--- START OF Given records ---

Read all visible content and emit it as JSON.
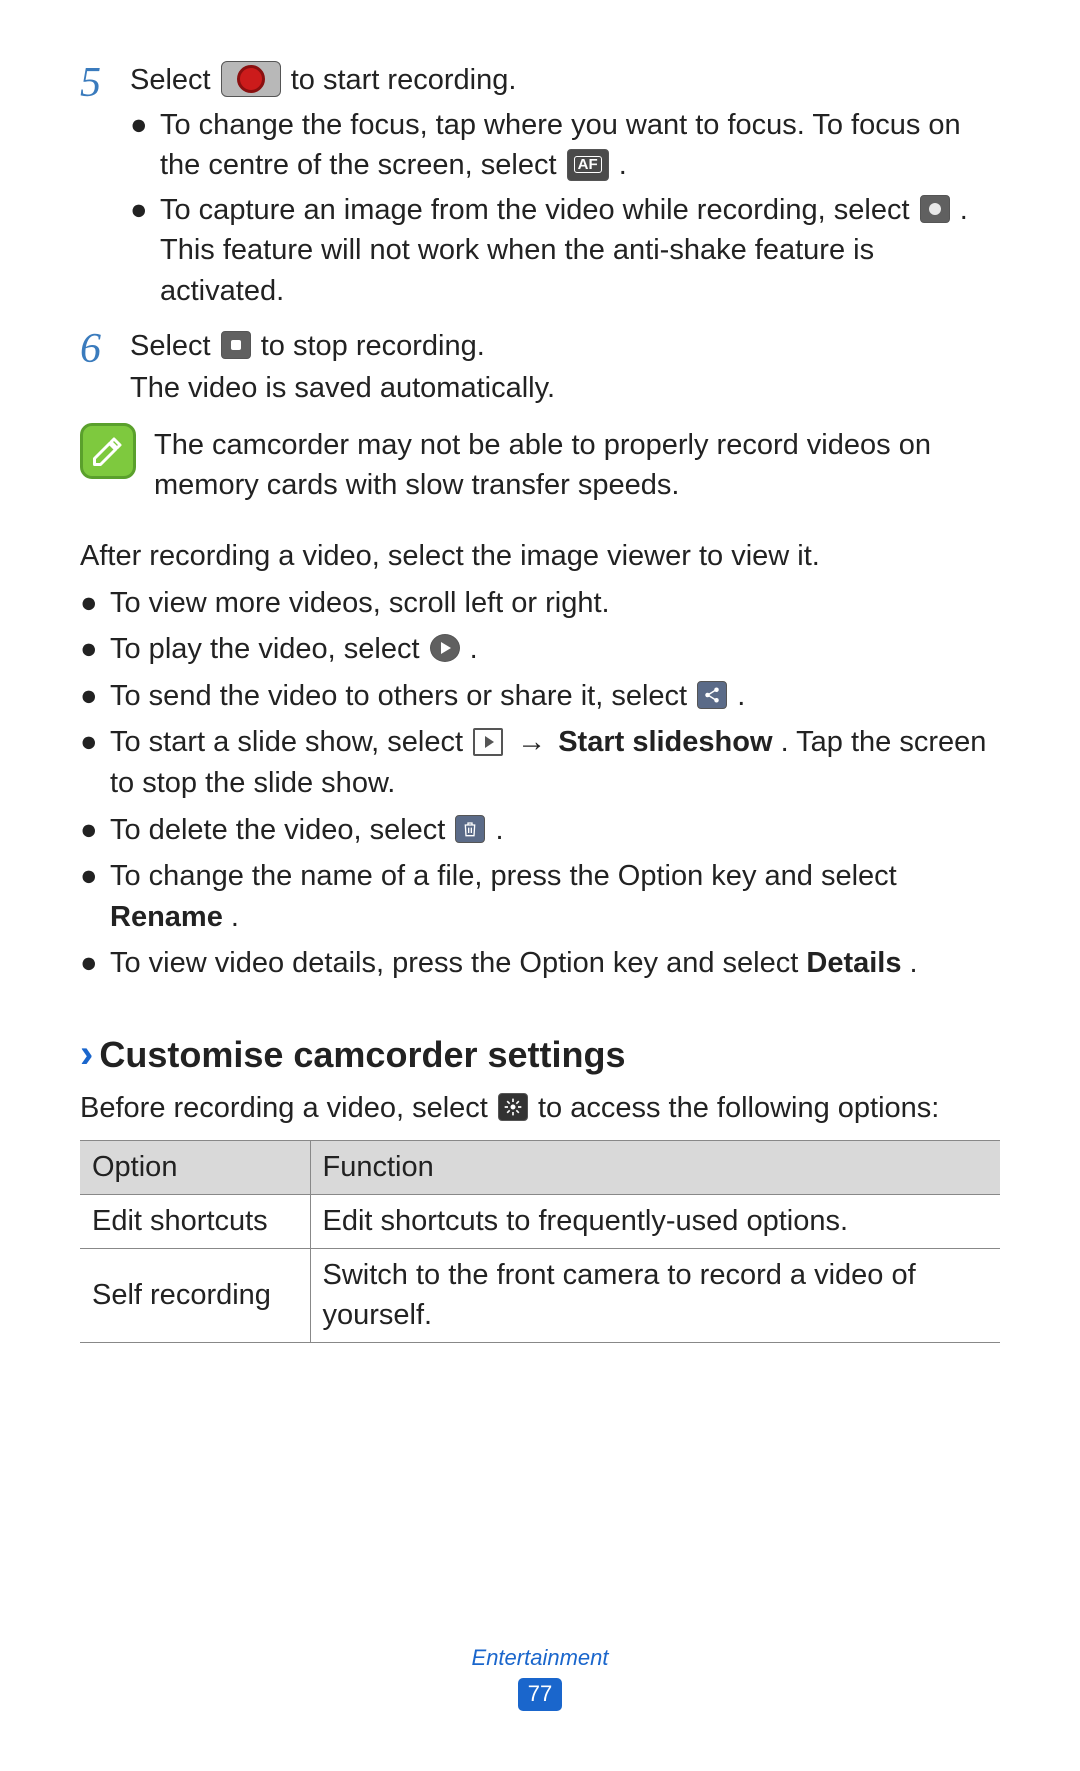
{
  "steps": {
    "5": {
      "num": "5",
      "main_a": "Select ",
      "main_b": " to start recording.",
      "sub1_a": "To change the focus, tap where you want to focus. To focus on the centre of the screen, select ",
      "sub1_b": ".",
      "sub2_a": "To capture an image from the video while recording, select ",
      "sub2_b": ". This feature will not work when the anti-shake feature is activated."
    },
    "6": {
      "num": "6",
      "main_a": "Select ",
      "main_b": " to stop recording.",
      "line2": "The video is saved automatically."
    }
  },
  "note": "The camcorder may not be able to properly record videos on memory cards with slow transfer speeds.",
  "after": "After recording a video, select the image viewer to view it.",
  "bullets": {
    "b1": "To view more videos, scroll left or right.",
    "b2_a": "To play the video, select ",
    "b2_b": ".",
    "b3_a": "To send the video to others or share it, select ",
    "b3_b": ".",
    "b4_a": "To start a slide show, select ",
    "b4_arrow": " → ",
    "b4_bold": "Start slideshow",
    "b4_b": ". Tap the screen to stop the slide show.",
    "b5_a": "To delete the video, select ",
    "b5_b": ".",
    "b6_a": "To change the name of a file, press the Option key and select ",
    "b6_bold": "Rename",
    "b6_b": ".",
    "b7_a": "To view video details, press the Option key and select ",
    "b7_bold": "Details",
    "b7_b": "."
  },
  "section": {
    "title": "Customise camcorder settings",
    "intro_a": "Before recording a video, select ",
    "intro_b": " to access the following options:"
  },
  "table": {
    "h1": "Option",
    "h2": "Function",
    "r1c1": "Edit shortcuts",
    "r1c2": "Edit shortcuts to frequently-used options.",
    "r2c1": "Self recording",
    "r2c2": "Switch to the front camera to record a video of yourself."
  },
  "icons": {
    "af": "AF"
  },
  "footer": {
    "category": "Entertainment",
    "page": "77"
  }
}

--- END OF Given records ---

## Task description
Reproduce the entries above exactly. Do not include the images.

## Written reply
Read all visible content and emit it as JSON.
{
  "steps": {
    "5": {
      "num": "5",
      "main_a": "Select ",
      "main_b": " to start recording.",
      "sub1_a": "To change the focus, tap where you want to focus. To focus on the centre of the screen, select ",
      "sub1_b": ".",
      "sub2_a": "To capture an image from the video while recording, select ",
      "sub2_b": ". This feature will not work when the anti-shake feature is activated."
    },
    "6": {
      "num": "6",
      "main_a": "Select ",
      "main_b": " to stop recording.",
      "line2": "The video is saved automatically."
    }
  },
  "note": "The camcorder may not be able to properly record videos on memory cards with slow transfer speeds.",
  "after": "After recording a video, select the image viewer to view it.",
  "bullets": {
    "b1": "To view more videos, scroll left or right.",
    "b2_a": "To play the video, select ",
    "b2_b": ".",
    "b3_a": "To send the video to others or share it, select ",
    "b3_b": ".",
    "b4_a": "To start a slide show, select ",
    "b4_arrow": " → ",
    "b4_bold": "Start slideshow",
    "b4_b": ". Tap the screen to stop the slide show.",
    "b5_a": "To delete the video, select ",
    "b5_b": ".",
    "b6_a": "To change the name of a file, press the Option key and select ",
    "b6_bold": "Rename",
    "b6_b": ".",
    "b7_a": "To view video details, press the Option key and select ",
    "b7_bold": "Details",
    "b7_b": "."
  },
  "section": {
    "title": "Customise camcorder settings",
    "intro_a": "Before recording a video, select ",
    "intro_b": " to access the following options:"
  },
  "table": {
    "h1": "Option",
    "h2": "Function",
    "r1c1": "Edit shortcuts",
    "r1c2": "Edit shortcuts to frequently-used options.",
    "r2c1": "Self recording",
    "r2c2": "Switch to the front camera to record a video of yourself."
  },
  "icons": {
    "af": "AF"
  },
  "footer": {
    "category": "Entertainment",
    "page": "77"
  }
}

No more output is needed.